● **EXERCISE**
Your task is to print the material below exactly as presented.

● **RECORD LIST**
━━━━━━
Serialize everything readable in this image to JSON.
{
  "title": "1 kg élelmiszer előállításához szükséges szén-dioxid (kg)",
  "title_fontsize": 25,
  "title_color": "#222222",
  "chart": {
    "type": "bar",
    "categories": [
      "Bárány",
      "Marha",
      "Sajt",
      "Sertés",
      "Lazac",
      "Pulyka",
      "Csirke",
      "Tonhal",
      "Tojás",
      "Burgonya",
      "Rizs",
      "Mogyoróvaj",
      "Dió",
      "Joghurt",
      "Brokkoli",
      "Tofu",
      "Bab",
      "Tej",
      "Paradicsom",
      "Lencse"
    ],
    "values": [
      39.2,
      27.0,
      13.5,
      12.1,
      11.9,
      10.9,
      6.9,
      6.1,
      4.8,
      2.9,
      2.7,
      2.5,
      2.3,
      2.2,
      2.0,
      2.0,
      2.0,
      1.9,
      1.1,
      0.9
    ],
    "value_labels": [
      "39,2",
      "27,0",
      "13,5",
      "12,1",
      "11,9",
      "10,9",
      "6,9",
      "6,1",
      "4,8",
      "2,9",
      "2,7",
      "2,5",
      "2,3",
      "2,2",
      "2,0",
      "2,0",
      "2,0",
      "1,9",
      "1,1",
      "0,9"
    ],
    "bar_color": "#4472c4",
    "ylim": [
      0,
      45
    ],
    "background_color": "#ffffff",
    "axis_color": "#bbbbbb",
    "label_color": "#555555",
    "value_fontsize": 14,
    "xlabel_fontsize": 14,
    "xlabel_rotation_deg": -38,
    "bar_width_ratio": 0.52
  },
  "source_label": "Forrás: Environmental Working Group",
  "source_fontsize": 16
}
━━━━━━
● **ANSWER TO THIS PROBLEM**
Serialize everything readable in this image to JSON.
{
  "title": "1 kg élelmiszer előállításához szükséges szén-dioxid (kg)",
  "title_fontsize": 25,
  "title_color": "#222222",
  "chart": {
    "type": "bar",
    "categories": [
      "Bárány",
      "Marha",
      "Sajt",
      "Sertés",
      "Lazac",
      "Pulyka",
      "Csirke",
      "Tonhal",
      "Tojás",
      "Burgonya",
      "Rizs",
      "Mogyoróvaj",
      "Dió",
      "Joghurt",
      "Brokkoli",
      "Tofu",
      "Bab",
      "Tej",
      "Paradicsom",
      "Lencse"
    ],
    "values": [
      39.2,
      27.0,
      13.5,
      12.1,
      11.9,
      10.9,
      6.9,
      6.1,
      4.8,
      2.9,
      2.7,
      2.5,
      2.3,
      2.2,
      2.0,
      2.0,
      2.0,
      1.9,
      1.1,
      0.9
    ],
    "value_labels": [
      "39,2",
      "27,0",
      "13,5",
      "12,1",
      "11,9",
      "10,9",
      "6,9",
      "6,1",
      "4,8",
      "2,9",
      "2,7",
      "2,5",
      "2,3",
      "2,2",
      "2,0",
      "2,0",
      "2,0",
      "1,9",
      "1,1",
      "0,9"
    ],
    "bar_color": "#4472c4",
    "ylim": [
      0,
      45
    ],
    "background_color": "#ffffff",
    "axis_color": "#bbbbbb",
    "label_color": "#555555",
    "value_fontsize": 14,
    "xlabel_fontsize": 14,
    "xlabel_rotation_deg": -38,
    "bar_width_ratio": 0.52
  },
  "source_label": "Forrás: Environmental Working Group",
  "source_fontsize": 16
}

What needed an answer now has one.